● Directions:
Find the lines that contain the word "UNREAL" and copy each one.

......

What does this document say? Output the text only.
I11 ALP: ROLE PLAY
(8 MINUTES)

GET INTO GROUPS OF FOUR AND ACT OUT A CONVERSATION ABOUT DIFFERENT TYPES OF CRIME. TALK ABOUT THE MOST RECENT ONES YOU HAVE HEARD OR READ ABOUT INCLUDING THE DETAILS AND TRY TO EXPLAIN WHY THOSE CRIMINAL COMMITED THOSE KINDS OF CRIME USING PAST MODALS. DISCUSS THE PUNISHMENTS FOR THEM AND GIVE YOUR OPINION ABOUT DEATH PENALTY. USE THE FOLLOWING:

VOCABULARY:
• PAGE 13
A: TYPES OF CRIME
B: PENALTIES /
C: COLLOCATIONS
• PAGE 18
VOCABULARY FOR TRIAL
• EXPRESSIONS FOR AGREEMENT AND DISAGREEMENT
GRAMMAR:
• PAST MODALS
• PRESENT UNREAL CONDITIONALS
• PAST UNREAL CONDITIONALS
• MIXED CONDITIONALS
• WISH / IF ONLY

......

● Output of the exercise:
• PRESENT UNREAL CONDITIONALS
• PAST UNREAL CONDITIONALS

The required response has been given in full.